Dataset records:
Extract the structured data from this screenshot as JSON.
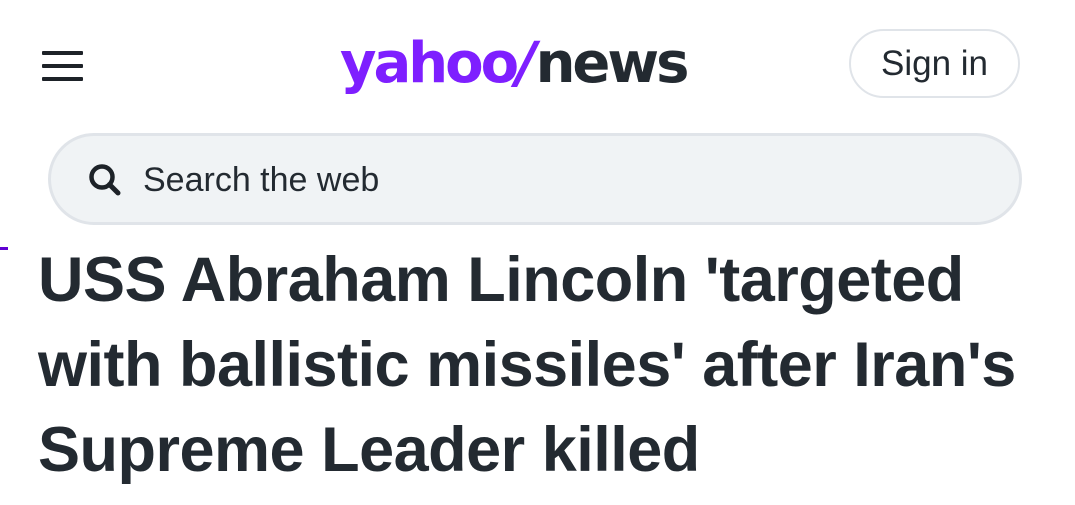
{
  "header": {
    "menu_icon": "hamburger-menu-icon",
    "logo": {
      "brand": "yahoo",
      "separator": "/",
      "section": "news",
      "brand_color": "#7e1fff",
      "section_color": "#232a31"
    },
    "sign_in_label": "Sign in"
  },
  "search": {
    "icon": "search-icon",
    "placeholder": "Search the web"
  },
  "article": {
    "headline": "USS Abraham Lincoln 'targeted with ballistic missiles' after Iran's Supreme Leader killed"
  },
  "colors": {
    "accent": "#7e1fff",
    "text": "#232a31",
    "search_bg": "#f0f3f5",
    "border": "#e0e4e9"
  }
}
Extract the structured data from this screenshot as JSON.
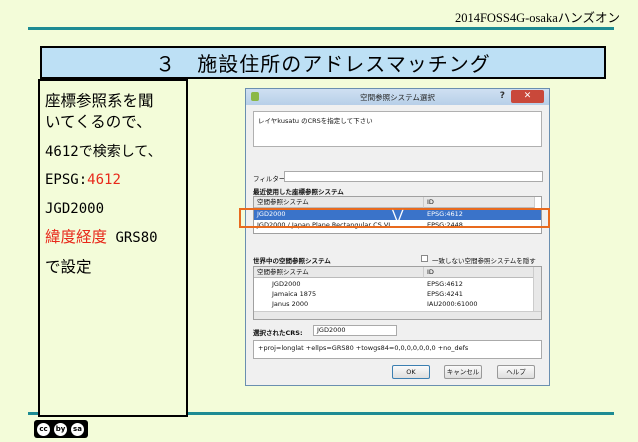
{
  "header": {
    "event": "2014FOSS4G-osakaハンズオン"
  },
  "slide": {
    "title": "３　施設住所のアドレスマッチング",
    "side_lines": [
      {
        "text": "座標参照系を聞"
      },
      {
        "text": "いてくるので、"
      },
      {
        "text": "4612で検索して、"
      },
      {
        "prefix": "EPSG:",
        "value": "4612"
      },
      {
        "text": "JGD2000"
      },
      {
        "red": "緯度経度",
        "rest": " GRS80"
      },
      {
        "text": "で設定"
      }
    ],
    "license_icons": [
      "cc",
      "by",
      "sa"
    ]
  },
  "dialog": {
    "title": "空間参照システム選択",
    "help": "?",
    "close": "✕",
    "info": "レイヤkusatu のCRSを指定して下さい",
    "filter_label": "フィルター",
    "recent_label": "最近使用した座標参照システム",
    "recent_columns": [
      "空間参照システム",
      "ID"
    ],
    "recent_rows": [
      {
        "name": "JGD2000",
        "id": "EPSG:4612",
        "selected": true
      },
      {
        "name": "JGD2000 / Japan Plane Rectangular CS VI",
        "id": "EPSG:2448",
        "selected": false
      }
    ],
    "world_label": "世界中の空間参照システム",
    "hide_label": "一致しない空間参照システムを隠す",
    "world_columns": [
      "空間参照システム",
      "ID"
    ],
    "world_rows": [
      {
        "name": "JGD2000",
        "id": "EPSG:4612"
      },
      {
        "name": "Jamaica 1875",
        "id": "EPSG:4241"
      },
      {
        "name": "Janus 2000",
        "id": "IAU2000:61000"
      }
    ],
    "selected_label": "選択されたCRS:",
    "selected_value": "JGD2000",
    "proj_string": "+proj=longlat +ellps=GRS80 +towgs84=0,0,0,0,0,0,0 +no_defs",
    "buttons": {
      "ok": "OK",
      "cancel": "キャンセル",
      "help": "ヘルプ"
    }
  }
}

#### [BRIEF]
Exactly as written, return every line of the listing, but not the pictures.

#### [WRITTEN RESPONSE]
Extract the structured data from this screenshot as JSON.
{
  "header": {
    "menu_icon": "hamburger-menu-icon",
    "logo": {
      "brand": "yahoo",
      "separator": "/",
      "section": "news",
      "brand_color": "#7e1fff",
      "section_color": "#232a31"
    },
    "sign_in_label": "Sign in"
  },
  "search": {
    "icon": "search-icon",
    "placeholder": "Search the web"
  },
  "article": {
    "headline": "USS Abraham Lincoln 'targeted with ballistic missiles' after Iran's Supreme Leader killed"
  },
  "colors": {
    "accent": "#7e1fff",
    "text": "#232a31",
    "search_bg": "#f0f3f5",
    "border": "#e0e4e9"
  }
}
Extract the structured data from this screenshot as JSON.
{
  "header": {
    "event": "2014FOSS4G-osakaハンズオン"
  },
  "slide": {
    "title": "３　施設住所のアドレスマッチング",
    "side_lines": [
      {
        "text": "座標参照系を聞"
      },
      {
        "text": "いてくるので、"
      },
      {
        "text": "4612で検索して、"
      },
      {
        "prefix": "EPSG:",
        "value": "4612"
      },
      {
        "text": "JGD2000"
      },
      {
        "red": "緯度経度",
        "rest": " GRS80"
      },
      {
        "text": "で設定"
      }
    ],
    "license_icons": [
      "cc",
      "by",
      "sa"
    ]
  },
  "dialog": {
    "title": "空間参照システム選択",
    "help": "?",
    "close": "✕",
    "info": "レイヤkusatu のCRSを指定して下さい",
    "filter_label": "フィルター",
    "recent_label": "最近使用した座標参照システム",
    "recent_columns": [
      "空間参照システム",
      "ID"
    ],
    "recent_rows": [
      {
        "name": "JGD2000",
        "id": "EPSG:4612",
        "selected": true
      },
      {
        "name": "JGD2000 / Japan Plane Rectangular CS VI",
        "id": "EPSG:2448",
        "selected": false
      }
    ],
    "world_label": "世界中の空間参照システム",
    "hide_label": "一致しない空間参照システムを隠す",
    "world_columns": [
      "空間参照システム",
      "ID"
    ],
    "world_rows": [
      {
        "name": "JGD2000",
        "id": "EPSG:4612"
      },
      {
        "name": "Jamaica 1875",
        "id": "EPSG:4241"
      },
      {
        "name": "Janus 2000",
        "id": "IAU2000:61000"
      }
    ],
    "selected_label": "選択されたCRS:",
    "selected_value": "JGD2000",
    "proj_string": "+proj=longlat +ellps=GRS80 +towgs84=0,0,0,0,0,0,0 +no_defs",
    "buttons": {
      "ok": "OK",
      "cancel": "キャンセル",
      "help": "ヘルプ"
    }
  }
}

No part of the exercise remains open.